Extracted records
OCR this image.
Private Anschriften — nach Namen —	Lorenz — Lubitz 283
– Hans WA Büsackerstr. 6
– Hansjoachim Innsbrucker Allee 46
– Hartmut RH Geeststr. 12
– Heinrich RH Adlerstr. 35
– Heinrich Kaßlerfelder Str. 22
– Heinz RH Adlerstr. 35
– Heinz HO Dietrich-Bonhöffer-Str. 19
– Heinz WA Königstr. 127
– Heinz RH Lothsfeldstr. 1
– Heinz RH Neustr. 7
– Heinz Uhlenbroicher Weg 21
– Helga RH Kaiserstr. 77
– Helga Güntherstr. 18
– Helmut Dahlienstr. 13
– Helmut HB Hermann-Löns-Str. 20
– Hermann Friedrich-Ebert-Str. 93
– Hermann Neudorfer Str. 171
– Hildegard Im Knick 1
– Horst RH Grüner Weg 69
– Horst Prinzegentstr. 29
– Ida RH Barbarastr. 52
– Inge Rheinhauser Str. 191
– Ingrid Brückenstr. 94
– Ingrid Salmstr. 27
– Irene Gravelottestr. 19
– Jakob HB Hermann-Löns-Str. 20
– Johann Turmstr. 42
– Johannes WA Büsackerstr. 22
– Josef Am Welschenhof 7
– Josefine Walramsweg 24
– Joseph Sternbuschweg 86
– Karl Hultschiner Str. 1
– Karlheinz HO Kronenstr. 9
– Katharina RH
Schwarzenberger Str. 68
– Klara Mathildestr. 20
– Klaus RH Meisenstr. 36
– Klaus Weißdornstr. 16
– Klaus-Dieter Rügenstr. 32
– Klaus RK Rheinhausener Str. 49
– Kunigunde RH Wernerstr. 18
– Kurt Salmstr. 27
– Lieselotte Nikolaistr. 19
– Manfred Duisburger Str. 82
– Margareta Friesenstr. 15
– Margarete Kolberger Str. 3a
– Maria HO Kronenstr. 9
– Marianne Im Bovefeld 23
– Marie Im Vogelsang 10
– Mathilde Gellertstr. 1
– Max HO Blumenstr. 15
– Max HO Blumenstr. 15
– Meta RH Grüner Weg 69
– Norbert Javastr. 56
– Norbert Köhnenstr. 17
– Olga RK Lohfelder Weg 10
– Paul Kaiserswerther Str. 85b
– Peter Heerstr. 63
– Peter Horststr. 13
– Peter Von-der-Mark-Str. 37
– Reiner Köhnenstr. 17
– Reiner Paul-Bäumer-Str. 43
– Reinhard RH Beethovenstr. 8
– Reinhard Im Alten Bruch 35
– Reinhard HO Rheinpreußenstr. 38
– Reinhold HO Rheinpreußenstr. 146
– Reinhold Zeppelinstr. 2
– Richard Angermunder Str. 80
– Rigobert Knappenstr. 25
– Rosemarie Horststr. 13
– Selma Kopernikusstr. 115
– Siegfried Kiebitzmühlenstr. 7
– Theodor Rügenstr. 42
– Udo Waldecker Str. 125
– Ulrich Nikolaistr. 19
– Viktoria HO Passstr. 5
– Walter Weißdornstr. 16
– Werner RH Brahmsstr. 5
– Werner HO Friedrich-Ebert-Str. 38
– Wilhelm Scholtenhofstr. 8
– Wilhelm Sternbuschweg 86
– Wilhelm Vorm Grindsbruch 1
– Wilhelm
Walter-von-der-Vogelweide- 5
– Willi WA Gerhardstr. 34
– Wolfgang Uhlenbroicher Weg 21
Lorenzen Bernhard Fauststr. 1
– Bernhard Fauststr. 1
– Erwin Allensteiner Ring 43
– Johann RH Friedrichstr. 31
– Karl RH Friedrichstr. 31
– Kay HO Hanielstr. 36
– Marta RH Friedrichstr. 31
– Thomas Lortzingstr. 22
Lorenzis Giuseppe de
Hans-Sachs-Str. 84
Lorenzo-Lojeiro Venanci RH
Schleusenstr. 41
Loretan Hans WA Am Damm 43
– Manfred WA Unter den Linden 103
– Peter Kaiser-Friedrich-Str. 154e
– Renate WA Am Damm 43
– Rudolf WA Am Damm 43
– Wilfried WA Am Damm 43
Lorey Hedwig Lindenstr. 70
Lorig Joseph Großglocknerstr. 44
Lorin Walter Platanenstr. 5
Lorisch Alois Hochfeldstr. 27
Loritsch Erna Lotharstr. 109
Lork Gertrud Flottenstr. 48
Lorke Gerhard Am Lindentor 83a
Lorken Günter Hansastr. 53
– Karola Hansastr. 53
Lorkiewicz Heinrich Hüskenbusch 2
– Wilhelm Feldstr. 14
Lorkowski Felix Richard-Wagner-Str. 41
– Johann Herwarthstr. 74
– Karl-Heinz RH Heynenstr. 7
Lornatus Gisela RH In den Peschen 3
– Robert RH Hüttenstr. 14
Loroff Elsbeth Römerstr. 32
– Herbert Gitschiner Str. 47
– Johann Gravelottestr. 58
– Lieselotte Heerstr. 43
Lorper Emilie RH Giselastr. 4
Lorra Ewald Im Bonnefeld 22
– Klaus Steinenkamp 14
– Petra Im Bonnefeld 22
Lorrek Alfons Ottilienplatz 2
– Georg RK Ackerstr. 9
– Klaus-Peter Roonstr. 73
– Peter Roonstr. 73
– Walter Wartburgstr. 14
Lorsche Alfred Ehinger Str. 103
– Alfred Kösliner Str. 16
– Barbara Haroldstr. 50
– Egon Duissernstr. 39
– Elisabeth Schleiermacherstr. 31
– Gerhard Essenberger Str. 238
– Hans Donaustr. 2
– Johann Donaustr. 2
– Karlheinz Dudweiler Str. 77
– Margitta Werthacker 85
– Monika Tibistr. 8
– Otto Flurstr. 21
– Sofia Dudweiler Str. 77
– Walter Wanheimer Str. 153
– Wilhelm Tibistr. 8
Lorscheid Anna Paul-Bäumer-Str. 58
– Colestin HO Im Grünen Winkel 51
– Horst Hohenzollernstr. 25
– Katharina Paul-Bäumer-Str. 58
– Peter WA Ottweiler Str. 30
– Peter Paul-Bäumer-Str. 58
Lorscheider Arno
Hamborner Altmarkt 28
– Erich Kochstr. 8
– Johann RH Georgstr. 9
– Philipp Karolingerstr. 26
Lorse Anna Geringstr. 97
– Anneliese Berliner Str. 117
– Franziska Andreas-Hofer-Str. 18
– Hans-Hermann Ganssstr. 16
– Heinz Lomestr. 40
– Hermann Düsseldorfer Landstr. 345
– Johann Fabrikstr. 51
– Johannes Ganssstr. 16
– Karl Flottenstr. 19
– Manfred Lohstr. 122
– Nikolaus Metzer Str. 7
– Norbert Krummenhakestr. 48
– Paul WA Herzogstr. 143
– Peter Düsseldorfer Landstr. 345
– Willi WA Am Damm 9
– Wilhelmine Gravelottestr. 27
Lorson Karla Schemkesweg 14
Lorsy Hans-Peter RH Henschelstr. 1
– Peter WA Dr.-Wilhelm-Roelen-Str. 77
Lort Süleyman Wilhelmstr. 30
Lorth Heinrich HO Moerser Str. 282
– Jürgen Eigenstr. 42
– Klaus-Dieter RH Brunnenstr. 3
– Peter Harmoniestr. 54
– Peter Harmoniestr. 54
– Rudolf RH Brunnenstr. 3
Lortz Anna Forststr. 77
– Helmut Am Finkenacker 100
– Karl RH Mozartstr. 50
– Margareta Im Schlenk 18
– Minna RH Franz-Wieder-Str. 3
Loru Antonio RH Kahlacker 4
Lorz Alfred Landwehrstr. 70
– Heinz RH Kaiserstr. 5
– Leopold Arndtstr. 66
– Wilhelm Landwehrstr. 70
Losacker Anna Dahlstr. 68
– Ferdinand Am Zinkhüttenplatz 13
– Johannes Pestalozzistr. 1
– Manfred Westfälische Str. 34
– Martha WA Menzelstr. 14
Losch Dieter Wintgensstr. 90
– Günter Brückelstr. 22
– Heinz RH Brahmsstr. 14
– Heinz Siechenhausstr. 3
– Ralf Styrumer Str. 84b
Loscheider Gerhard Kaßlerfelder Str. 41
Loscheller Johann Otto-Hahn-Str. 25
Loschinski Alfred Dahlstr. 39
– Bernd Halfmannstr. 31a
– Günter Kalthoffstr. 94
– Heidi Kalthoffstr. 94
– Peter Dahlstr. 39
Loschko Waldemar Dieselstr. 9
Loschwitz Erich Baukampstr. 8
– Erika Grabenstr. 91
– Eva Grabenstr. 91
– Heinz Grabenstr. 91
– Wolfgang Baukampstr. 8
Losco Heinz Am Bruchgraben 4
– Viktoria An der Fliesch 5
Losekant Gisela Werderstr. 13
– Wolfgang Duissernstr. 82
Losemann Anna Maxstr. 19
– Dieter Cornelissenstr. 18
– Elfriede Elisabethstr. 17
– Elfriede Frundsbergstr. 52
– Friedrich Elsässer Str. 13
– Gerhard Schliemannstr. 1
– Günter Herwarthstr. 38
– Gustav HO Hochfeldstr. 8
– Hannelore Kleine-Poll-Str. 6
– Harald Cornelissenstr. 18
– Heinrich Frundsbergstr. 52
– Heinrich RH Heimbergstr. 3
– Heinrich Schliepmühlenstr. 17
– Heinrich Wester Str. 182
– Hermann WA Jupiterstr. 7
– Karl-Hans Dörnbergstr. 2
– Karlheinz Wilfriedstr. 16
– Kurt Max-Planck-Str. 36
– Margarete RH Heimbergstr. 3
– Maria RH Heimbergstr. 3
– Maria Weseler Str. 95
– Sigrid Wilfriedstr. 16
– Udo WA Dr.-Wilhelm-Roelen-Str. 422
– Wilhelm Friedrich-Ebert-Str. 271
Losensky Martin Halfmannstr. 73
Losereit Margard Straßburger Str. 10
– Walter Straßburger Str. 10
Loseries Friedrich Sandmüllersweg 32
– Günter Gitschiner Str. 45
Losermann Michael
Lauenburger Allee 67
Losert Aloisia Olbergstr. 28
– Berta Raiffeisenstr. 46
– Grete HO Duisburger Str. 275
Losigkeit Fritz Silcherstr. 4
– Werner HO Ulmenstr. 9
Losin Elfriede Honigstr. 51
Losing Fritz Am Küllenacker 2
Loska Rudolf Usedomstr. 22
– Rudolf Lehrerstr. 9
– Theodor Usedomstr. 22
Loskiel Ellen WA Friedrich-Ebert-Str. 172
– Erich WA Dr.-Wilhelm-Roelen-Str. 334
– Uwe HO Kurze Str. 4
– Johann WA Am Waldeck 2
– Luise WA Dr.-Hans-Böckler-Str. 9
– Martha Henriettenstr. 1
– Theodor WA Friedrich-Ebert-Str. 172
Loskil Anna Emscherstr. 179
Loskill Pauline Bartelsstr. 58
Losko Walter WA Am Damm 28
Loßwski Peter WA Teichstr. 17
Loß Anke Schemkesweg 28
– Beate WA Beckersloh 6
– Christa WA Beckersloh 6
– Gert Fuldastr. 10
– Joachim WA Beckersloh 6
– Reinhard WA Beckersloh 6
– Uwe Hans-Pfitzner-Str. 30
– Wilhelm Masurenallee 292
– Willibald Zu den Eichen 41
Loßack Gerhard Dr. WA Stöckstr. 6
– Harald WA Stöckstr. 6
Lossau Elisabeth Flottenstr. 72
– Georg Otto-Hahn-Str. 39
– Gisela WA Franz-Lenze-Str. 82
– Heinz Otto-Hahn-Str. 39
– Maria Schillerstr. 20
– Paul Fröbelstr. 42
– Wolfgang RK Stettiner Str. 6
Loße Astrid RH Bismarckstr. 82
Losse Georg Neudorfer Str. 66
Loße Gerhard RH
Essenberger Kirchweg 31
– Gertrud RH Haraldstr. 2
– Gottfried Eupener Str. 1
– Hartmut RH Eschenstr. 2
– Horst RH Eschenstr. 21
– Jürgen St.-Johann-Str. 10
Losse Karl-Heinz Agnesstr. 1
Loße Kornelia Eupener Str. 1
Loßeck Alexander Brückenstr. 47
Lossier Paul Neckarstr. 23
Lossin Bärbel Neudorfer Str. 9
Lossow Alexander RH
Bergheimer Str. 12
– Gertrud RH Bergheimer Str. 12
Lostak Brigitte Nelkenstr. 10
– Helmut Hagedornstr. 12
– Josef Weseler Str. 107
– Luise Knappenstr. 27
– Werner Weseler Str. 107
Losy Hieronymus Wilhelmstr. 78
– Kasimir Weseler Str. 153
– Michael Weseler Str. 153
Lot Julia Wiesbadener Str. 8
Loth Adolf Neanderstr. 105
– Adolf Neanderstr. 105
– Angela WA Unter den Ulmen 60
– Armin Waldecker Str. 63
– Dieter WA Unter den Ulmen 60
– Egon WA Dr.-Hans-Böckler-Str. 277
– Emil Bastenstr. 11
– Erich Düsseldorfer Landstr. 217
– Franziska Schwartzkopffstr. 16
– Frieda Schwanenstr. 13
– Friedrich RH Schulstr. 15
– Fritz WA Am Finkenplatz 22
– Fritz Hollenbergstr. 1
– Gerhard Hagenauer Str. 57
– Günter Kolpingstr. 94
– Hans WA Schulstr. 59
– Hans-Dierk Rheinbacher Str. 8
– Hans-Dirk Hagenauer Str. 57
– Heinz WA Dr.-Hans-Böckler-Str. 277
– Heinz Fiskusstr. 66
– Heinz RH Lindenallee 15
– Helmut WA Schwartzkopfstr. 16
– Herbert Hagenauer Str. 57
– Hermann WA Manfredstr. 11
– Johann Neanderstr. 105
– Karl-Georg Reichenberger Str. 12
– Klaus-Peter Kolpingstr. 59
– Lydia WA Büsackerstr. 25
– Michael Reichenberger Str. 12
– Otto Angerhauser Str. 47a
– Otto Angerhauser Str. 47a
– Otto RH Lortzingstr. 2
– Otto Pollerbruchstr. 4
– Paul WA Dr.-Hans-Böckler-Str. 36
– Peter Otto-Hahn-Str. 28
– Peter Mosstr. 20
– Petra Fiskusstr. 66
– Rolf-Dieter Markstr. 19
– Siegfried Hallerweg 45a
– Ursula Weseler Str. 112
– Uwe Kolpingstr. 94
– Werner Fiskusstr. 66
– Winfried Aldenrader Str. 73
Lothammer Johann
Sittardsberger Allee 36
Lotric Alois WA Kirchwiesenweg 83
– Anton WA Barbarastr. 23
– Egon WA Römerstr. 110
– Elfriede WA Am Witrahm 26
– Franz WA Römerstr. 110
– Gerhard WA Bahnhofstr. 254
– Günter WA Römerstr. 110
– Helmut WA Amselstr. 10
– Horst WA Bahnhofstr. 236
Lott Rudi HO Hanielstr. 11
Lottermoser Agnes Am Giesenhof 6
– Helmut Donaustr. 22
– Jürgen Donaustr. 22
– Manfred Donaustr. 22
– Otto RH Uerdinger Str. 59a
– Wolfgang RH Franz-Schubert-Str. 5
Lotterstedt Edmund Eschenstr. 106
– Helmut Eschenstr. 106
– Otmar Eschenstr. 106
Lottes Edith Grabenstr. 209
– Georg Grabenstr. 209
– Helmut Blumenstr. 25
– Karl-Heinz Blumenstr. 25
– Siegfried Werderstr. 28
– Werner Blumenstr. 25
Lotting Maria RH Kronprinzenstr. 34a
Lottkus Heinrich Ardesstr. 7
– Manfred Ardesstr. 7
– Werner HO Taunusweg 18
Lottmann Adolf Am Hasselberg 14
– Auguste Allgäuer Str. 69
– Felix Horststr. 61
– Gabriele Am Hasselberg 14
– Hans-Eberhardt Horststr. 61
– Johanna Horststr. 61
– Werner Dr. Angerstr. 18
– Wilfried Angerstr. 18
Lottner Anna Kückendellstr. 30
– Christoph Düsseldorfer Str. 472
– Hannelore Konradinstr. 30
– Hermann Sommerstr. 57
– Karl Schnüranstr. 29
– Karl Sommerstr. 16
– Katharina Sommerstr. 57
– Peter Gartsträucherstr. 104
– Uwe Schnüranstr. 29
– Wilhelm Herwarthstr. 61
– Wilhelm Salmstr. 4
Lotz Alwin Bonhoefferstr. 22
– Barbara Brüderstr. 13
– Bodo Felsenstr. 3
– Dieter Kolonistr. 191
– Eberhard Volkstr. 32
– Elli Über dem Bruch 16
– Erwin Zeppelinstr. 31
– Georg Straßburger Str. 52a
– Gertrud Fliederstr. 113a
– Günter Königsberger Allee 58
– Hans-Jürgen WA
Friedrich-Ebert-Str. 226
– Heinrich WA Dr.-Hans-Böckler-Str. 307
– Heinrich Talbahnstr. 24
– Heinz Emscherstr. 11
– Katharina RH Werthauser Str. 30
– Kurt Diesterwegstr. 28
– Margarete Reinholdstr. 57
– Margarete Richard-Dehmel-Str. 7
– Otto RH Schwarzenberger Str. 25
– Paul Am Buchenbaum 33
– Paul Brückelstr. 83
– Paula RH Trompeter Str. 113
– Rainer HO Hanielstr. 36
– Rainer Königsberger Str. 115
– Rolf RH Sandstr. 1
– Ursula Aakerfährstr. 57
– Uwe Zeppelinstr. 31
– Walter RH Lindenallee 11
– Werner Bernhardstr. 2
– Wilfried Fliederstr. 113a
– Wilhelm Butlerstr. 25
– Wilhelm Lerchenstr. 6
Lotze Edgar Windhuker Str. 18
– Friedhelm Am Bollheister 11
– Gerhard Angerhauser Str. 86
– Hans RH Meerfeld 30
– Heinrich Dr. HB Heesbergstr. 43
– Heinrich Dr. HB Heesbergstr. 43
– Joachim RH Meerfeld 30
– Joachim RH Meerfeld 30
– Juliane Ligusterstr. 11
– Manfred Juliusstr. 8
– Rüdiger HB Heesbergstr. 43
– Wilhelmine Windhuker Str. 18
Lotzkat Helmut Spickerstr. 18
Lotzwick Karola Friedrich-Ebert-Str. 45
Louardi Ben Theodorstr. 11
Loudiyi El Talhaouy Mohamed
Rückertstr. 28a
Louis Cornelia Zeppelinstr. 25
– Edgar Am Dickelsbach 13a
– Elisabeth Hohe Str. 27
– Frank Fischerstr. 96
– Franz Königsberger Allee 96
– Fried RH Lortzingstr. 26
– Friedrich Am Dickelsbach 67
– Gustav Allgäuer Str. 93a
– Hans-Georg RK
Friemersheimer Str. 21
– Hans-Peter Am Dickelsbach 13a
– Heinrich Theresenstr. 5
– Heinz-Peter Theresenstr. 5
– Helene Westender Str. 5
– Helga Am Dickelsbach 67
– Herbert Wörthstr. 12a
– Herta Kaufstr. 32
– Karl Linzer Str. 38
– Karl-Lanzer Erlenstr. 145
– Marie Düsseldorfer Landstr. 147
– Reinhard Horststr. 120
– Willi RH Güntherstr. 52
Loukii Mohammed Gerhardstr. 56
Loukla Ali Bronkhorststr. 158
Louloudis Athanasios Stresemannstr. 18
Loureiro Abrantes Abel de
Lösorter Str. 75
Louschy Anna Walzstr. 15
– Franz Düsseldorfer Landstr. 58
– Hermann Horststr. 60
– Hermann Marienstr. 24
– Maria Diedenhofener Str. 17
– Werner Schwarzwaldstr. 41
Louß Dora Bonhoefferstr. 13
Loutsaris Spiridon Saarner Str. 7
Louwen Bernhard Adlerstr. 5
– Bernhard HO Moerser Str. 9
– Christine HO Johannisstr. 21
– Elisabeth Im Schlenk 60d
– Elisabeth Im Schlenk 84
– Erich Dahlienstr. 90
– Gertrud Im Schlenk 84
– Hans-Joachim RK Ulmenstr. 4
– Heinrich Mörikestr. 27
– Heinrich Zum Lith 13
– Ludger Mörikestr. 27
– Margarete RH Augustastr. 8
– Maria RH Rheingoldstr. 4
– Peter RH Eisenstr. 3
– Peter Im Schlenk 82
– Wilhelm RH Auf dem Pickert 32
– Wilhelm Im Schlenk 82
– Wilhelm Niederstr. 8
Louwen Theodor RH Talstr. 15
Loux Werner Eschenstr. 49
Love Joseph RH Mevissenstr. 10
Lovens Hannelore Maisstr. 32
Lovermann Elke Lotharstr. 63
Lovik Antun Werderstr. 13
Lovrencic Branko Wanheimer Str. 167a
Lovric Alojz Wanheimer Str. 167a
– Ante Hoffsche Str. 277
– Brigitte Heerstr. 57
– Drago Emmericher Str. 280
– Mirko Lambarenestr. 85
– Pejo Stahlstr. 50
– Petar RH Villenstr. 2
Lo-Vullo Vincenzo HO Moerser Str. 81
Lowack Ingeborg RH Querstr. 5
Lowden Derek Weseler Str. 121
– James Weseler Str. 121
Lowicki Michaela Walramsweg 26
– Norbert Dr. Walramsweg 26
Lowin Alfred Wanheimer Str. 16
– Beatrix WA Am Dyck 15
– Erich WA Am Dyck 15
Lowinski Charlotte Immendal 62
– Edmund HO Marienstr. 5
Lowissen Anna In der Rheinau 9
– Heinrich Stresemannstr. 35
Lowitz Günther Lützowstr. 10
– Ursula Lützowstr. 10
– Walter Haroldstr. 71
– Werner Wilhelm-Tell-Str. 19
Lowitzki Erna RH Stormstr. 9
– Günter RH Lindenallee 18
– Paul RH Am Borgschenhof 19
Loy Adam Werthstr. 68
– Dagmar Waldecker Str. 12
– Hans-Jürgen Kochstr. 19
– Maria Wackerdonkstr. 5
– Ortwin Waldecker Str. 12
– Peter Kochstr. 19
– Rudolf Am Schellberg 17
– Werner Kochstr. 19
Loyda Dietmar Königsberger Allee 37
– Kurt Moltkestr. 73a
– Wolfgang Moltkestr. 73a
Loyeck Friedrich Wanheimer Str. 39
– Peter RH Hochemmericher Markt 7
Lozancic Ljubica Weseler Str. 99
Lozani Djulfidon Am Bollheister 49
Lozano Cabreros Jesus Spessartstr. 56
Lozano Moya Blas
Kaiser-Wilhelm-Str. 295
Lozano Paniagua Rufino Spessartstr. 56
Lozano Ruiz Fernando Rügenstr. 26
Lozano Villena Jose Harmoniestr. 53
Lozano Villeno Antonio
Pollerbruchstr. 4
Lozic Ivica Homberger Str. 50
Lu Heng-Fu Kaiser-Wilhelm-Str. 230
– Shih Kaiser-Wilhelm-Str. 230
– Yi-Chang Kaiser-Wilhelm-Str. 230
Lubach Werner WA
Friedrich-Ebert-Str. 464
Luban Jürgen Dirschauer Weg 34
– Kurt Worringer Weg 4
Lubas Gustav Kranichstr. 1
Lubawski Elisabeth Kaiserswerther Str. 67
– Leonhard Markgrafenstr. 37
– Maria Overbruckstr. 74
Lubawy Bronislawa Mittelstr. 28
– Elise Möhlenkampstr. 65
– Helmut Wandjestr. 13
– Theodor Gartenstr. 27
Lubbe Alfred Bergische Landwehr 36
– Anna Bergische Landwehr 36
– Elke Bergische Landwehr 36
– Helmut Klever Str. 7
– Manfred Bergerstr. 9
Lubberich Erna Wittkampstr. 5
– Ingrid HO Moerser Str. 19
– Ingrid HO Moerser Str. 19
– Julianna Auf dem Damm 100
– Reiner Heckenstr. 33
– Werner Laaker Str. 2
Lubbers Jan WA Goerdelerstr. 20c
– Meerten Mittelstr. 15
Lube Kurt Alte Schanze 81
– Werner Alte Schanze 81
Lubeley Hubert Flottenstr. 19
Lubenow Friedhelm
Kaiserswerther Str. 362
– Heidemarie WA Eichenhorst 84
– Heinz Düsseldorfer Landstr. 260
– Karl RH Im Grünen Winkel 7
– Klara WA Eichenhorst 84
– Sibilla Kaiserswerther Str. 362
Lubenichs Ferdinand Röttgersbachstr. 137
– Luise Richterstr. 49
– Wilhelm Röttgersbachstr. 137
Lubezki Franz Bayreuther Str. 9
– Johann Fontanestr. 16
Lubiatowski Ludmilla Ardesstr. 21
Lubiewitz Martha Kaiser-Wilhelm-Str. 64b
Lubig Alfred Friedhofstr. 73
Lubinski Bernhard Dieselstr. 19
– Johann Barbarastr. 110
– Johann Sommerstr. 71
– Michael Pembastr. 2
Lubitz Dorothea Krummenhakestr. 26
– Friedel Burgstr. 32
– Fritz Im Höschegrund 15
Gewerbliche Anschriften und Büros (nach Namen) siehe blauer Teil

## [WHAT TO WORK ON]
Pull out every line in the material above where "Ingrid" occurs.

## [OUTPUT BELOW]
– Ingrid Brückenstr. 94
– Ingrid Salmstr. 27
– Ingrid HO Moerser Str. 19
– Ingrid HO Moerser Str. 19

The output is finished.